**Excerpted records**.

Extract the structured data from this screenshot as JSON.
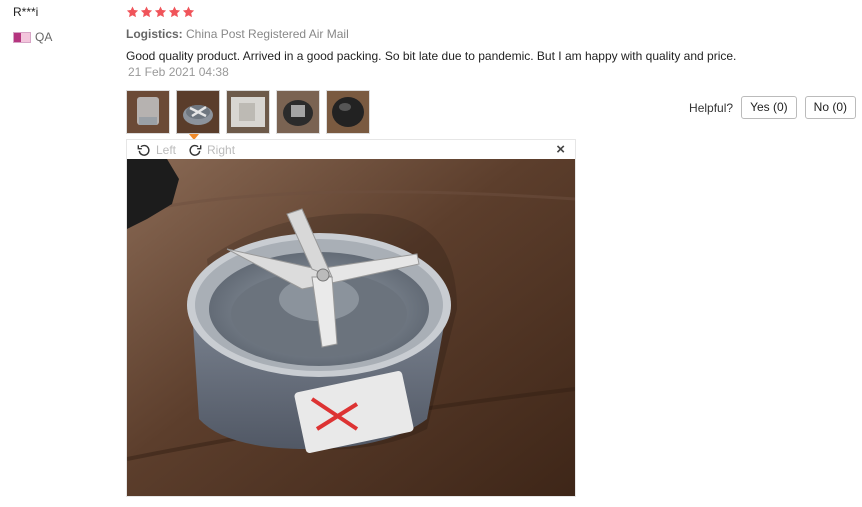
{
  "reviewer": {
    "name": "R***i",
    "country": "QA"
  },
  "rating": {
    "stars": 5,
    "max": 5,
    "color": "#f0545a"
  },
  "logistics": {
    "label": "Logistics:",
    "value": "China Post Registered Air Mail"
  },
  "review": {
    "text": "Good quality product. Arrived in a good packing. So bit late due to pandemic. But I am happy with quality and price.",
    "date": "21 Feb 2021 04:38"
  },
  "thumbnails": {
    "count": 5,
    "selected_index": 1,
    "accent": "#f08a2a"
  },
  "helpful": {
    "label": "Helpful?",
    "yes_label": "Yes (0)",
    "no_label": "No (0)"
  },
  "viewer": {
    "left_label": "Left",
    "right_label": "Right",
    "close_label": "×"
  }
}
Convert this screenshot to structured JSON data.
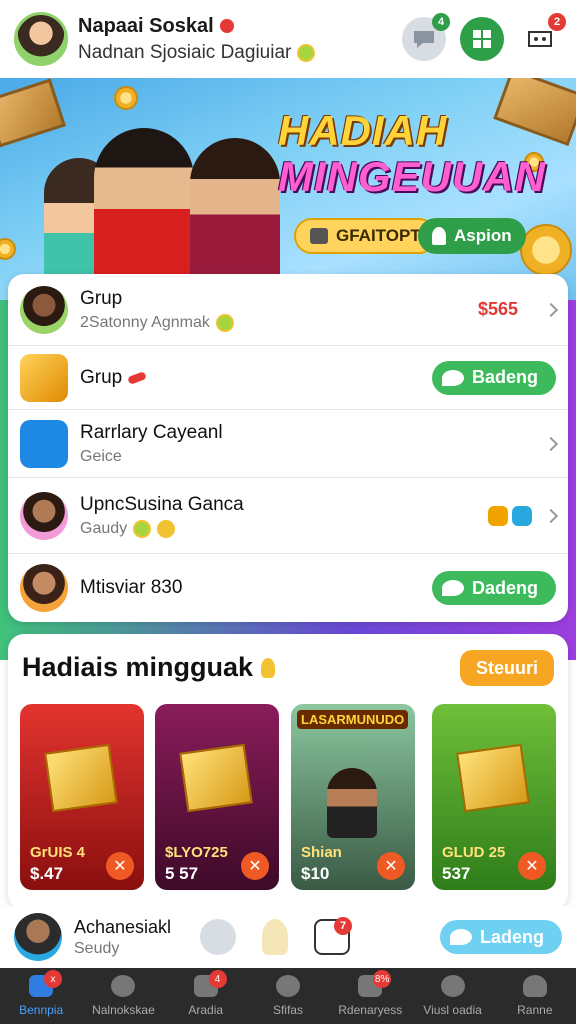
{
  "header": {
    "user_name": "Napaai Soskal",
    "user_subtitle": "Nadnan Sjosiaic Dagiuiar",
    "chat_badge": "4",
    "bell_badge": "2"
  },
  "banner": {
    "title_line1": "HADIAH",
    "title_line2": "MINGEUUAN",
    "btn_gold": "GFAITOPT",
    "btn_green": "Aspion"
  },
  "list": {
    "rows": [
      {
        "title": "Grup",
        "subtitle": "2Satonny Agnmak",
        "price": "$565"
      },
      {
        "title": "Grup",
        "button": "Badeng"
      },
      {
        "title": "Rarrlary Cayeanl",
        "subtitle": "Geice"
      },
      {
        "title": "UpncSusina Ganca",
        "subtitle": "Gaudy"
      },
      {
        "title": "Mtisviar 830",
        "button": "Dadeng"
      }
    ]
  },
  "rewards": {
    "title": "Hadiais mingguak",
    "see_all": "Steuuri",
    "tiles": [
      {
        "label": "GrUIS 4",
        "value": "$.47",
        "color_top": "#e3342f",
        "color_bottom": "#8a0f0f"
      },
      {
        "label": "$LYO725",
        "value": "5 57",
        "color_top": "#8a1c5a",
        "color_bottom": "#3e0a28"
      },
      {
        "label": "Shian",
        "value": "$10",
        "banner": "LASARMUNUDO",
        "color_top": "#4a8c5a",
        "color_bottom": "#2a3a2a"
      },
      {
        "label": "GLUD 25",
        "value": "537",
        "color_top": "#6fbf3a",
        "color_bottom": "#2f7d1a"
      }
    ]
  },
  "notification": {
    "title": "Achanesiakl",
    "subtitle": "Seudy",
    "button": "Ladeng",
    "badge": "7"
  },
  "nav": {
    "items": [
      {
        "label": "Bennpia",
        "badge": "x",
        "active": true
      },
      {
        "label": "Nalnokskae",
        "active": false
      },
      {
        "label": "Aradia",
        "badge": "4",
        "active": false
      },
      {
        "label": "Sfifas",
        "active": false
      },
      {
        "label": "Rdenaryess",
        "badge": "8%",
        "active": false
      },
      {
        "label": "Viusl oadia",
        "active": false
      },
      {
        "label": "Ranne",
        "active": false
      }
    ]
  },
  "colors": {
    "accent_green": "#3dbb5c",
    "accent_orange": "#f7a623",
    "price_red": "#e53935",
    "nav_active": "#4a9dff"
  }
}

**Work to be completed**. Return the listing above word for word, with the pictures removed.

**Complete output**.
Extract the structured data from this screenshot as JSON.
{
  "reviewer": {
    "name": "R***i",
    "country": "QA"
  },
  "rating": {
    "stars": 5,
    "max": 5,
    "color": "#f0545a"
  },
  "logistics": {
    "label": "Logistics:",
    "value": "China Post Registered Air Mail"
  },
  "review": {
    "text": "Good quality product. Arrived in a good packing. So bit late due to pandemic. But I am happy with quality and price.",
    "date": "21 Feb 2021 04:38"
  },
  "thumbnails": {
    "count": 5,
    "selected_index": 1,
    "accent": "#f08a2a"
  },
  "helpful": {
    "label": "Helpful?",
    "yes_label": "Yes (0)",
    "no_label": "No (0)"
  },
  "viewer": {
    "left_label": "Left",
    "right_label": "Right",
    "close_label": "×"
  }
}
Convert this screenshot to structured JSON data.
{
  "header": {
    "user_name": "Napaai Soskal",
    "user_subtitle": "Nadnan Sjosiaic Dagiuiar",
    "chat_badge": "4",
    "bell_badge": "2"
  },
  "banner": {
    "title_line1": "HADIAH",
    "title_line2": "MINGEUUAN",
    "btn_gold": "GFAITOPT",
    "btn_green": "Aspion"
  },
  "list": {
    "rows": [
      {
        "title": "Grup",
        "subtitle": "2Satonny Agnmak",
        "price": "$565"
      },
      {
        "title": "Grup",
        "button": "Badeng"
      },
      {
        "title": "Rarrlary Cayeanl",
        "subtitle": "Geice"
      },
      {
        "title": "UpncSusina Ganca",
        "subtitle": "Gaudy"
      },
      {
        "title": "Mtisviar 830",
        "button": "Dadeng"
      }
    ]
  },
  "rewards": {
    "title": "Hadiais mingguak",
    "see_all": "Steuuri",
    "tiles": [
      {
        "label": "GrUIS 4",
        "value": "$.47",
        "color_top": "#e3342f",
        "color_bottom": "#8a0f0f"
      },
      {
        "label": "$LYO725",
        "value": "5 57",
        "color_top": "#8a1c5a",
        "color_bottom": "#3e0a28"
      },
      {
        "label": "Shian",
        "value": "$10",
        "banner": "LASARMUNUDO",
        "color_top": "#4a8c5a",
        "color_bottom": "#2a3a2a"
      },
      {
        "label": "GLUD 25",
        "value": "537",
        "color_top": "#6fbf3a",
        "color_bottom": "#2f7d1a"
      }
    ]
  },
  "notification": {
    "title": "Achanesiakl",
    "subtitle": "Seudy",
    "button": "Ladeng",
    "badge": "7"
  },
  "nav": {
    "items": [
      {
        "label": "Bennpia",
        "badge": "x",
        "active": true
      },
      {
        "label": "Nalnokskae",
        "active": false
      },
      {
        "label": "Aradia",
        "badge": "4",
        "active": false
      },
      {
        "label": "Sfifas",
        "active": false
      },
      {
        "label": "Rdenaryess",
        "badge": "8%",
        "active": false
      },
      {
        "label": "Viusl oadia",
        "active": false
      },
      {
        "label": "Ranne",
        "active": false
      }
    ]
  },
  "colors": {
    "accent_green": "#3dbb5c",
    "accent_orange": "#f7a623",
    "price_red": "#e53935",
    "nav_active": "#4a9dff"
  }
}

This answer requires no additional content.